> [OBJECTIVE] From the entries that follow, pick out all lines holding "Fleece".

Data entries
********************

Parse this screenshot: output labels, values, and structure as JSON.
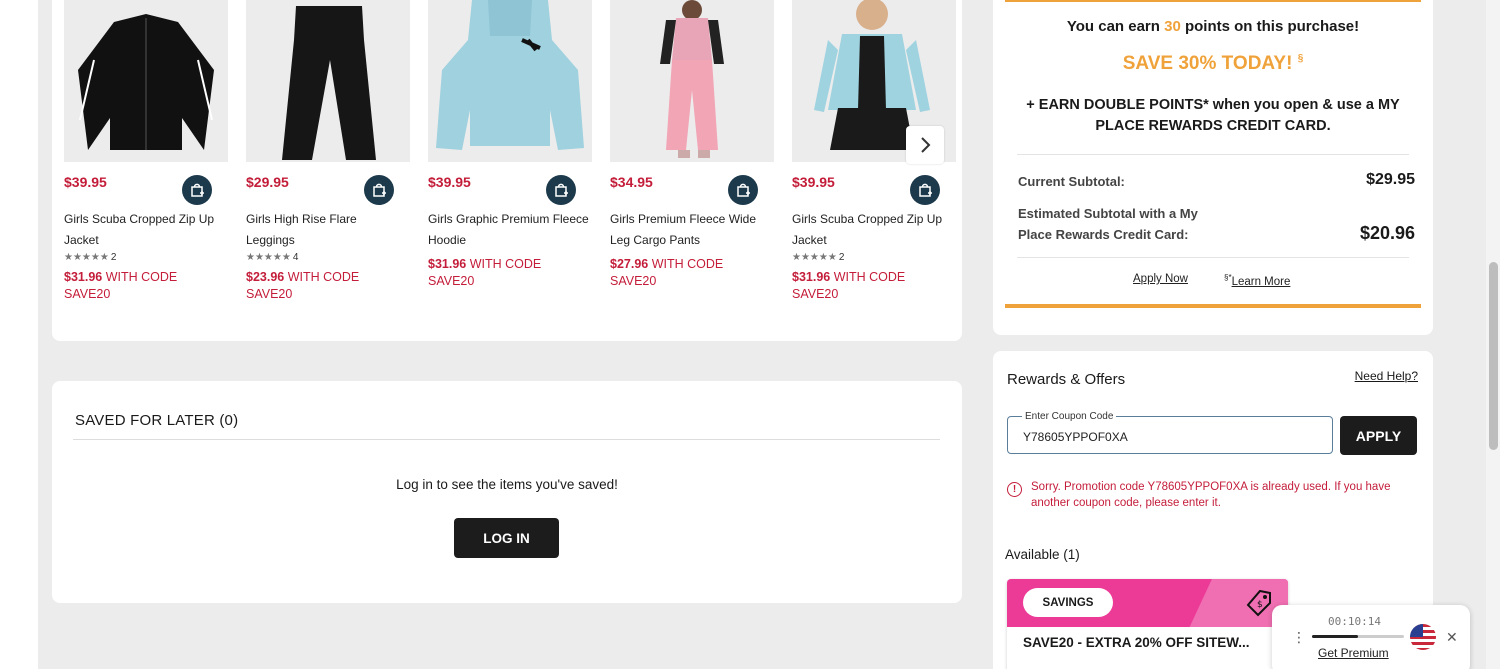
{
  "products": [
    {
      "price": "$39.95",
      "name": "Girls Scuba Cropped Zip Up Jacket",
      "rating_count": "2",
      "rating": 5,
      "promo_price": "$31.96",
      "promo_text": "WITH CODE SAVE20",
      "image": "black-jacket"
    },
    {
      "price": "$29.95",
      "name": "Girls High Rise Flare Leggings",
      "rating_count": "4",
      "rating": 5,
      "promo_price": "$23.96",
      "promo_text": "WITH CODE SAVE20",
      "image": "black-leggings"
    },
    {
      "price": "$39.95",
      "name": "Girls Graphic Premium Fleece Hoodie",
      "rating_count": "",
      "promo_price": "$31.96",
      "promo_text": "WITH CODE SAVE20",
      "image": "blue-hoodie"
    },
    {
      "price": "$34.95",
      "name": "Girls Premium Fleece Wide Leg Cargo Pants",
      "rating_count": "",
      "promo_price": "$27.96",
      "promo_text": "WITH CODE SAVE20",
      "image": "pink-cargo-pants"
    },
    {
      "price": "$39.95",
      "name": "Girls Scuba Cropped Zip Up Jacket",
      "rating_count": "2",
      "rating": 5,
      "promo_price": "$31.96",
      "promo_text": "WITH CODE SAVE20",
      "image": "blue-jacket"
    }
  ],
  "saved": {
    "title": "SAVED FOR LATER (0)",
    "message": "Log in to see the items you've saved!",
    "login_label": "LOG IN"
  },
  "summary": {
    "earn_prefix": "You can earn",
    "earn_points": "30",
    "earn_suffix": "points on this purchase!",
    "save_today": "SAVE 30% TODAY!",
    "save_mark": "§",
    "double_points": "+ EARN DOUBLE POINTS* when you open & use a MY PLACE REWARDS CREDIT CARD.",
    "current_label": "Current Subtotal:",
    "current_value": "$29.95",
    "estimated_label": "Estimated Subtotal with a My Place Rewards Credit Card:",
    "estimated_value": "$20.96",
    "apply_now": "Apply Now",
    "learn_mark": "§*",
    "learn_more": "Learn More"
  },
  "rewards": {
    "title": "Rewards & Offers",
    "need_help": "Need Help?",
    "coupon_label": "Enter Coupon Code",
    "coupon_value": "Y78605YPPOF0XA",
    "apply_label": "APPLY",
    "error_text": "Sorry. Promotion code Y78605YPPOF0XA is already used. If you have another coupon code, please enter it.",
    "available": "Available (1)",
    "offer_badge": "SAVINGS",
    "offer_text": "SAVE20 - EXTRA 20% OFF SITEW..."
  },
  "widget": {
    "timer": "00:10:14",
    "premium": "Get Premium",
    "progress": 0.5
  },
  "colors": {
    "price_red": "#c41d3a",
    "accent_orange": "#f0a23a",
    "offer_pink": "#ec3b97",
    "bag_navy": "#1d3a4c"
  }
}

********************

> [OUTPUT OF THE EXERCISE]
      "name": "Girls Graphic Premium Fleece Hoodie",
      "name": "Girls Premium Fleece Wide Leg Cargo Pants",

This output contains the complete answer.